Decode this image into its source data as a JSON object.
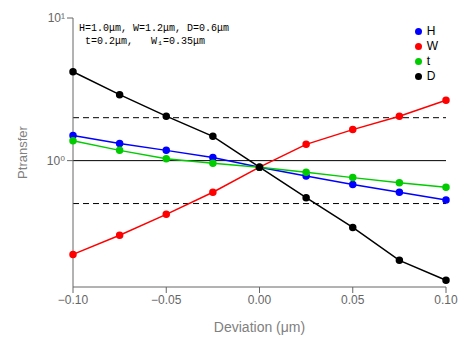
{
  "chart_data": {
    "type": "line",
    "xlabel": "Deviation (μm)",
    "ylabel": "Ptransfer",
    "annotations": [
      "H=1.0μm, W=1.2μm, D=0.6μm",
      " t=0.2μm,   W₁=0.35μm"
    ],
    "x": [
      -0.1,
      -0.075,
      -0.05,
      -0.025,
      0,
      0.025,
      0.05,
      0.075,
      0.1
    ],
    "series": [
      {
        "name": "H",
        "color": "#0000ff",
        "marker": "o",
        "line_style": "solid",
        "values": [
          1.5,
          1.32,
          1.18,
          1.05,
          0.9,
          0.78,
          0.68,
          0.6,
          0.53
        ]
      },
      {
        "name": "W",
        "color": "#ff0000",
        "marker": "o",
        "line_style": "solid",
        "values": [
          0.22,
          0.3,
          0.42,
          0.6,
          0.9,
          1.3,
          1.65,
          2.05,
          2.65
        ]
      },
      {
        "name": "t",
        "color": "#00cc00",
        "marker": "o",
        "line_style": "solid",
        "values": [
          1.38,
          1.18,
          1.03,
          0.96,
          0.9,
          0.83,
          0.76,
          0.7,
          0.65
        ]
      },
      {
        "name": "D",
        "color": "#000000",
        "marker": "o",
        "line_style": "solid",
        "values": [
          4.2,
          2.9,
          2.05,
          1.48,
          0.9,
          0.55,
          0.34,
          0.2,
          0.145
        ]
      }
    ],
    "xlim": [
      -0.1,
      0.1
    ],
    "ylim": [
      0.13,
      10.0
    ],
    "xticks": [
      {
        "value": -0.1,
        "label": "−0.10"
      },
      {
        "value": -0.05,
        "label": "−0.05"
      },
      {
        "value": 0,
        "label": "0.00"
      },
      {
        "value": 0.05,
        "label": "0.05"
      },
      {
        "value": 0.1,
        "label": "0.10"
      }
    ],
    "yticks": [
      {
        "value": 1,
        "label": "10⁰"
      },
      {
        "value": 10,
        "label": "10¹"
      }
    ],
    "log": "y",
    "grid": false,
    "legend": "upper right",
    "hlines": [
      {
        "value": 1.0,
        "color": "#000000",
        "line_style": "solid"
      },
      {
        "value": 2.0,
        "color": "#000000",
        "line_style": "dashed"
      },
      {
        "value": 0.5,
        "color": "#000000",
        "line_style": "dashed"
      }
    ]
  }
}
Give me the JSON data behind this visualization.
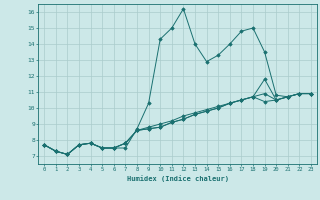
{
  "title": "",
  "xlabel": "Humidex (Indice chaleur)",
  "xlim": [
    -0.5,
    23.5
  ],
  "ylim": [
    6.5,
    16.5
  ],
  "xticks": [
    0,
    1,
    2,
    3,
    4,
    5,
    6,
    7,
    8,
    9,
    10,
    11,
    12,
    13,
    14,
    15,
    16,
    17,
    18,
    19,
    20,
    21,
    22,
    23
  ],
  "yticks": [
    7,
    8,
    9,
    10,
    11,
    12,
    13,
    14,
    15,
    16
  ],
  "bg_color": "#cce8e8",
  "line_color": "#1a7070",
  "grid_color": "#aacccc",
  "series": [
    {
      "x": [
        0,
        1,
        2,
        3,
        4,
        5,
        6,
        7,
        8,
        9,
        10,
        11,
        12,
        13,
        14,
        15,
        16,
        17,
        18,
        19,
        20,
        21,
        22,
        23
      ],
      "y": [
        7.7,
        7.3,
        7.1,
        7.7,
        7.8,
        7.5,
        7.5,
        7.5,
        8.7,
        10.3,
        14.3,
        15.0,
        16.2,
        14.0,
        12.9,
        13.3,
        14.0,
        14.8,
        15.0,
        13.5,
        10.8,
        10.7,
        10.9,
        10.9
      ]
    },
    {
      "x": [
        0,
        1,
        2,
        3,
        4,
        5,
        6,
        7,
        8,
        9,
        10,
        11,
        12,
        13,
        14,
        15,
        16,
        17,
        18,
        19,
        20,
        21,
        22,
        23
      ],
      "y": [
        7.7,
        7.3,
        7.1,
        7.7,
        7.8,
        7.5,
        7.5,
        7.8,
        8.6,
        8.7,
        8.8,
        9.1,
        9.3,
        9.6,
        9.8,
        10.0,
        10.3,
        10.5,
        10.7,
        11.8,
        10.5,
        10.7,
        10.9,
        10.9
      ]
    },
    {
      "x": [
        0,
        1,
        2,
        3,
        4,
        5,
        6,
        7,
        8,
        9,
        10,
        11,
        12,
        13,
        14,
        15,
        16,
        17,
        18,
        19,
        20,
        21,
        22,
        23
      ],
      "y": [
        7.7,
        7.3,
        7.1,
        7.7,
        7.8,
        7.5,
        7.5,
        7.8,
        8.6,
        8.7,
        8.8,
        9.1,
        9.3,
        9.6,
        9.8,
        10.0,
        10.3,
        10.5,
        10.7,
        10.4,
        10.5,
        10.7,
        10.9,
        10.9
      ]
    },
    {
      "x": [
        0,
        1,
        2,
        3,
        4,
        5,
        6,
        7,
        8,
        9,
        10,
        11,
        12,
        13,
        14,
        15,
        16,
        17,
        18,
        19,
        20,
        21,
        22,
        23
      ],
      "y": [
        7.7,
        7.3,
        7.1,
        7.7,
        7.8,
        7.5,
        7.5,
        7.8,
        8.6,
        8.8,
        9.0,
        9.2,
        9.5,
        9.7,
        9.9,
        10.1,
        10.3,
        10.5,
        10.7,
        10.9,
        10.5,
        10.7,
        10.9,
        10.9
      ]
    }
  ]
}
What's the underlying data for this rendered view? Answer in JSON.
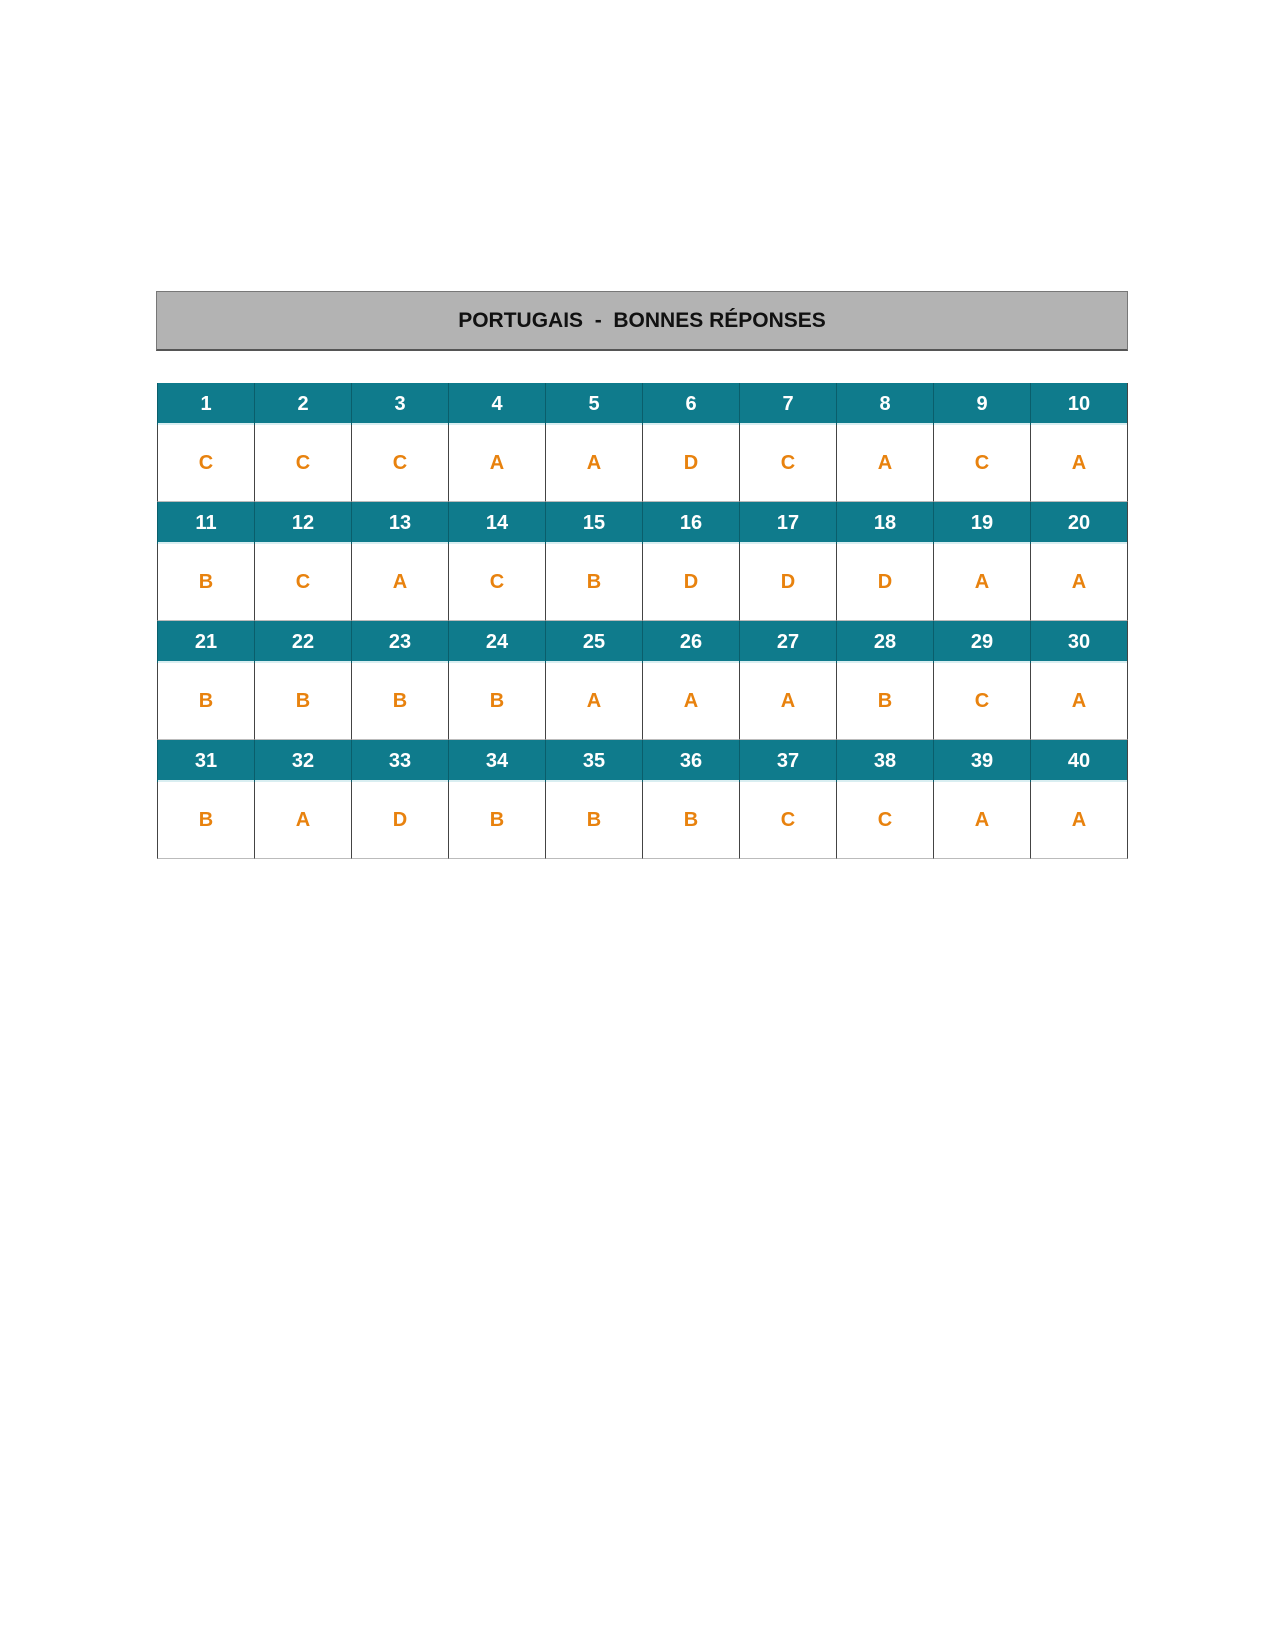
{
  "title": "PORTUGAIS  -  BONNES RÉPONSES",
  "blocks": [
    {
      "numbers": [
        1,
        2,
        3,
        4,
        5,
        6,
        7,
        8,
        9,
        10
      ],
      "answers": [
        "C",
        "C",
        "C",
        "A",
        "A",
        "D",
        "C",
        "A",
        "C",
        "A"
      ]
    },
    {
      "numbers": [
        11,
        12,
        13,
        14,
        15,
        16,
        17,
        18,
        19,
        20
      ],
      "answers": [
        "B",
        "C",
        "A",
        "C",
        "B",
        "D",
        "D",
        "D",
        "A",
        "A"
      ]
    },
    {
      "numbers": [
        21,
        22,
        23,
        24,
        25,
        26,
        27,
        28,
        29,
        30
      ],
      "answers": [
        "B",
        "B",
        "B",
        "B",
        "A",
        "A",
        "A",
        "B",
        "C",
        "A"
      ]
    },
    {
      "numbers": [
        31,
        32,
        33,
        34,
        35,
        36,
        37,
        38,
        39,
        40
      ],
      "answers": [
        "B",
        "A",
        "D",
        "B",
        "B",
        "B",
        "C",
        "C",
        "A",
        "A"
      ]
    }
  ]
}
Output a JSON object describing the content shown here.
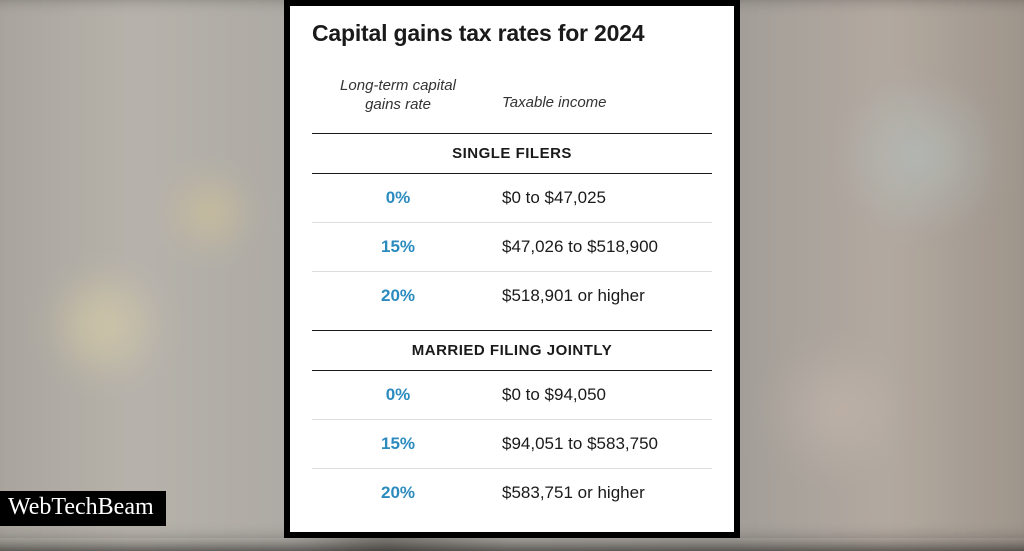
{
  "title": "Capital gains tax rates for 2024",
  "columns": {
    "rate_label_l1": "Long-term capital",
    "rate_label_l2": "gains rate",
    "income_label": "Taxable income"
  },
  "colors": {
    "rate_text": "#2b8bbf",
    "title_text": "#1a1a1a",
    "border": "#1a1a1a",
    "row_divider": "#dddddd",
    "card_bg": "#ffffff",
    "watermark_bg": "#000000",
    "watermark_text": "#ffffff"
  },
  "sections": [
    {
      "header": "SINGLE FILERS",
      "rows": [
        {
          "rate": "0%",
          "income": "$0 to $47,025"
        },
        {
          "rate": "15%",
          "income": "$47,026 to $518,900"
        },
        {
          "rate": "20%",
          "income": "$518,901 or higher"
        }
      ]
    },
    {
      "header": "MARRIED FILING JOINTLY",
      "rows": [
        {
          "rate": "0%",
          "income": "$0 to $94,050"
        },
        {
          "rate": "15%",
          "income": "$94,051 to $583,750"
        },
        {
          "rate": "20%",
          "income": "$583,751 or higher"
        }
      ]
    }
  ],
  "watermark": "WebTechBeam"
}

* * *

Work to do — Each line in the listing above that contains "gains" should be copied.

Exercise response —
  "title": "Capital gains tax rates for 2024",
    "rate_label_l2": "gains rate",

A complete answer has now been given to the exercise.